▶ **EXTRACTED TEXT**
# Want to Build a ROP?



## Whitelitee (Apr 12, 2006)

But I dont know where to order the parts, can some one give me a link to where to get the parts? Thank you for all your help. Im on my way to pick up a 2D mag now.


----------



## luigi (Apr 12, 2006)

I just built one  WOW!

The bulbs can be get from www.lighthound.com (3854 bulbs) http://www.lighthound.com/sales/flashlight_bulbs.htm
They come in a set of 2 a high intensity bulb and long runtime bulb.

The 2d6AA carrier can be obtained from CPF user fivemega or modamag, I got it from fivemega and worked great. Fits the 2d Mag perfectly.

The reflector (metal one) can be obtained from the Sandwich Shoppe 
http://theledguy.chainreactionweb.com/product_info.php?products_id=747 (Camless MOP reflector) or from fivemega or modamag or litho123 I think.

The lens can be obtained from www.flashlightlens.com (UCL) or from www.lighthound.com (borofloat). 

The batteries: You will want to use CBP1650s because they result brigther than regular Sanyos or other rechargeables. Check www.cheapbatterypacks.com for 1650 AA batteries. They have less capacity but can be drained more power. I'm using Sanyo's 2700 now because I'm waiting for my 1650s so I can't compare 

The 2d minimag you can get in the supermarket I think 

Good luck!
Luigi


----------



## DonShock (Apr 12, 2006)

ModaMag's 6AA-2D battery adapter: https://www.candlepowerforums.com/threads/96929
FiveMega's 6AA-2D battery adapter, ROP bulbs also: http://candlepowerforums.com/vb/showthread.php?t=111885

Metal Reflectors:
ModaMag - http://candlepowerforums.com/vb/showthread.php?t=103180
FiveMega - removable Cam http://candlepowerforums.com/vb/showthread.php?t=112185
- Deep reflector http://candlepowerforums.com/vb/showthread.php?t=112533
Litho123 - https://www.candlepowerforums.com/threads/108339
LightEdge - http://light-edge.com/products.asp?section=Mag%20Reflectors&cat=42

Glass Lens: Flashlightlens.com - http://www.flashlightlens.com/products.htm

ROP Bulbs: LightHound - http://www.lighthound.com/sales/flashlight_bulbs.htm

I think that's everyplace I've seen the various parts.


----------



## sig-in-tx (Apr 12, 2006)

The easy way is a 4d light with a rc 6 cell battery. I get over a hour with mine. Six sub c 3400 mha.


----------



## Turbo_E (Apr 12, 2006)

my only advice over ^^^ these guys, get the 8 AA holder (from Modamag or wherever) and a dummy AA cell, so you will be using 7AA's. its is utterly breathtaking how bright his thing is on 7 AA NiMh batteries VS jus OK on 6 AA's.

i like to shine the light on my woman's butt till she notices it getting hot. this is from a few feet away too LOL


----------



## Whitelitee (Apr 12, 2006)

That was fast thank you so much guys. What is the most common/best reflector to go with. HS, MOP or SMO . Im thinking Mop thanks again guys.


----------



## Whitelitee (Apr 12, 2006)

I want a nice beam, with not many/ to none artifacts, I want a more throw/ good flood mix thank you, How about LOP


----------



## 91101 (Apr 12, 2006)

(Visual layout records)
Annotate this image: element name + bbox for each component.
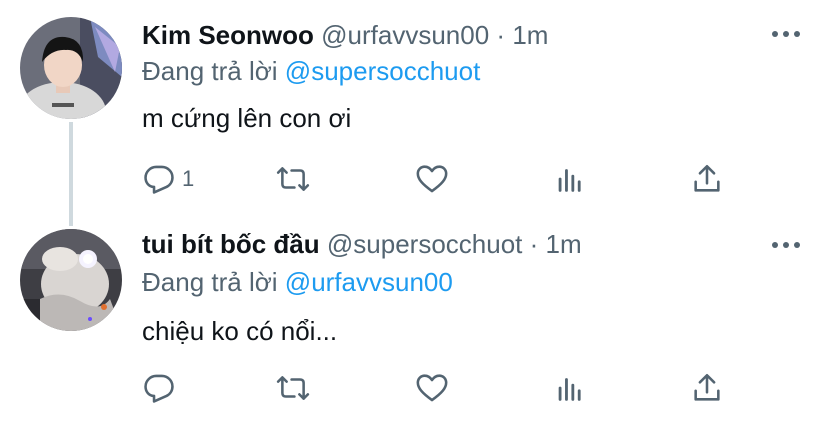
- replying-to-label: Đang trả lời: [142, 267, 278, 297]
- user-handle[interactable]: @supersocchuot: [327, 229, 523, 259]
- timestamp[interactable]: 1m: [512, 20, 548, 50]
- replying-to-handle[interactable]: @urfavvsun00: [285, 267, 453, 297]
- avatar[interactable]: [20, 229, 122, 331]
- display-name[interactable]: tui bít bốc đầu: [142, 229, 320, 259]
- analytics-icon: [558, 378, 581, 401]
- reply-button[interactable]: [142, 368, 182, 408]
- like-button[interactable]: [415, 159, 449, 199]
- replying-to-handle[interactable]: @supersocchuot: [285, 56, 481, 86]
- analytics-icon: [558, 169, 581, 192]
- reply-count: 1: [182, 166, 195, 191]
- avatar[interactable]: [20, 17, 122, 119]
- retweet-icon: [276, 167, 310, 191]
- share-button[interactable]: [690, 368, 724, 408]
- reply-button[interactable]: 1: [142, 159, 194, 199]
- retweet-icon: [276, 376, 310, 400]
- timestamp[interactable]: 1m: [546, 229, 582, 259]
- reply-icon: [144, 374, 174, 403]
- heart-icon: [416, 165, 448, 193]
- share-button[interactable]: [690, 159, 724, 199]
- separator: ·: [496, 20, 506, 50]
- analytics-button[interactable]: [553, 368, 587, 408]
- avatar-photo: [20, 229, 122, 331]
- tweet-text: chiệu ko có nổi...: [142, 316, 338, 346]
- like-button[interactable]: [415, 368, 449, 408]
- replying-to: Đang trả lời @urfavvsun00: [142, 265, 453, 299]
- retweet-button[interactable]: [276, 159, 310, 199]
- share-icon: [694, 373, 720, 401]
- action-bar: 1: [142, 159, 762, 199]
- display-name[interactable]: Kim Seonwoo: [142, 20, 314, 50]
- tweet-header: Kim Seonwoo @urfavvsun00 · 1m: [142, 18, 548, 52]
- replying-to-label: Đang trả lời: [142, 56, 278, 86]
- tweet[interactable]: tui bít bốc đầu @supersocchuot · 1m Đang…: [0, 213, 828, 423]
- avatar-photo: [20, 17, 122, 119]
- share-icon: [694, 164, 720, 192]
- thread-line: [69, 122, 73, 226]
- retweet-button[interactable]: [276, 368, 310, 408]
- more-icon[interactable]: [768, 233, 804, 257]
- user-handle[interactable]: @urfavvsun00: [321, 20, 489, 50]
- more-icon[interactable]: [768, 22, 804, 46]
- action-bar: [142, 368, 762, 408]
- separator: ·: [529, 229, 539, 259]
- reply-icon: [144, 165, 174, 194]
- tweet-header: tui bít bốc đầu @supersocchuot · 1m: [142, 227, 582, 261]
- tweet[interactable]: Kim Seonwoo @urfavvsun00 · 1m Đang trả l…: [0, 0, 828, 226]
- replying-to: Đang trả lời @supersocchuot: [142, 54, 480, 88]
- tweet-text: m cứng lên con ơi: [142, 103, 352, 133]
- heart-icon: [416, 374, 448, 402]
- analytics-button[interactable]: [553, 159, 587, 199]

▶ **TASK REQUIREMENTS**
a – In the forum thread, which user did luigi get the 2D6AA carrier from?
b – Render the lines of the listing from the line containing "- replying-to-label: Đang trả lời: [142, 267, 278, 297]" through the line containing "- action-bar: [142, 368, 762, 408]", both included, as a Markdown table with the columns No. and Line, numbering each row and leaving out blank lines.
The forum thread and the listing are unrelated to each other.

▶ **SOLUTIONS**
a – He got it from fivemega.

b –
| No. | Line |
|---|---|
| 1 | - replying-to-label: Đang trả lời: [142, 267, 278, 297] |
| 2 | - user-handle[interactable]: @supersocchuot: [327, 229, 523, 259] |
| 3 | - timestamp[interactable]: 1m: [512, 20, 548, 50] |
| 4 | - replying-to-handle[interactable]: @urfavvsun00: [285, 267, 453, 297] |
| 5 | - avatar[interactable]: [20, 229, 122, 331] |
| 6 | - display-name[interactable]: tui bít bốc đầu: [142, 229, 320, 259] |
| 7 | - analytics-icon: [558, 378, 581, 401] |
| 8 | - reply-button[interactable]: [142, 368, 182, 408] |
| 9 | - like-button[interactable]: [415, 159, 449, 199] |
| 10 | - replying-to-handle[interactable]: @supersocchuot: [285, 56, 481, 86] |
| 11 | - analytics-icon: [558, 169, 581, 192] |
| 12 | - reply-count: 1: [182, 166, 195, 191] |
| 13 | - avatar[interactable]: [20, 17, 122, 119] |
| 14 | - retweet-icon: [276, 167, 310, 191] |
| 15 | - share-button[interactable]: [690, 368, 724, 408] |
| 16 | - reply-button[interactable]: 1: [142, 159, 194, 199] |
| 17 | - retweet-icon: [276, 376, 310, 400] |
| 18 | - timestamp[interactable]: 1m: [546, 229, 582, 259] |
| 19 | - reply-icon: [144, 374, 174, 403] |
| 20 | - heart-icon: [416, 165, 448, 193] |
| 21 | - share-button[interactable]: [690, 159, 724, 199] |
| 22 | - separator: ·: [496, 20, 506, 50] |
| 23 | - analytics-button[interactable]: [553, 368, 587, 408] |
| 24 | - avatar-photo: [20, 229, 122, 331] |
| 25 | - tweet-text: chiệu ko có nổi...: [142, 316, 338, 346] |
| 26 | - like-button[interactable]: [415, 368, 449, 408] |
| 27 | - replying-to: Đang trả lời @urfavvsun00: [142, 265, 453, 299] |
| 28 | - retweet-button[interactable]: [276, 159, 310, 199] |
| 29 | - share-icon: [694, 373, 720, 401] |
| 30 | - action-bar: 1: [142, 159, 762, 199] |
| 31 | - display-name[interactable]: Kim Seonwoo: [142, 20, 314, 50] |
| 32 | - tweet-header: Kim Seonwoo @urfavvsun00 · 1m: [142, 18, 548, 52] |
| 33 | - replying-to-label: Đang trả lời: [142, 56, 278, 86] |
| 34 | - tweet[interactable]: tui bít bốc đầu @supersocchuot · 1m Đang…: [0, 213, 828, 423] |
| 35 | - avatar-photo: [20, 17, 122, 119] |
| 36 | - share-icon: [694, 164, 720, 192] |
| 37 | - thread-line: [69, 122, 73, 226] |
| 38 | - retweet-button[interactable]: [276, 368, 310, 408] |
| 39 | - more-icon[interactable]: [768, 233, 804, 257] |
| 40 | - user-handle[interactable]: @urfavvsun00: [321, 20, 489, 50] |
| 41 | - more-icon[interactable]: [768, 22, 804, 46] |
| 42 | - action-bar: [142, 368, 762, 408] |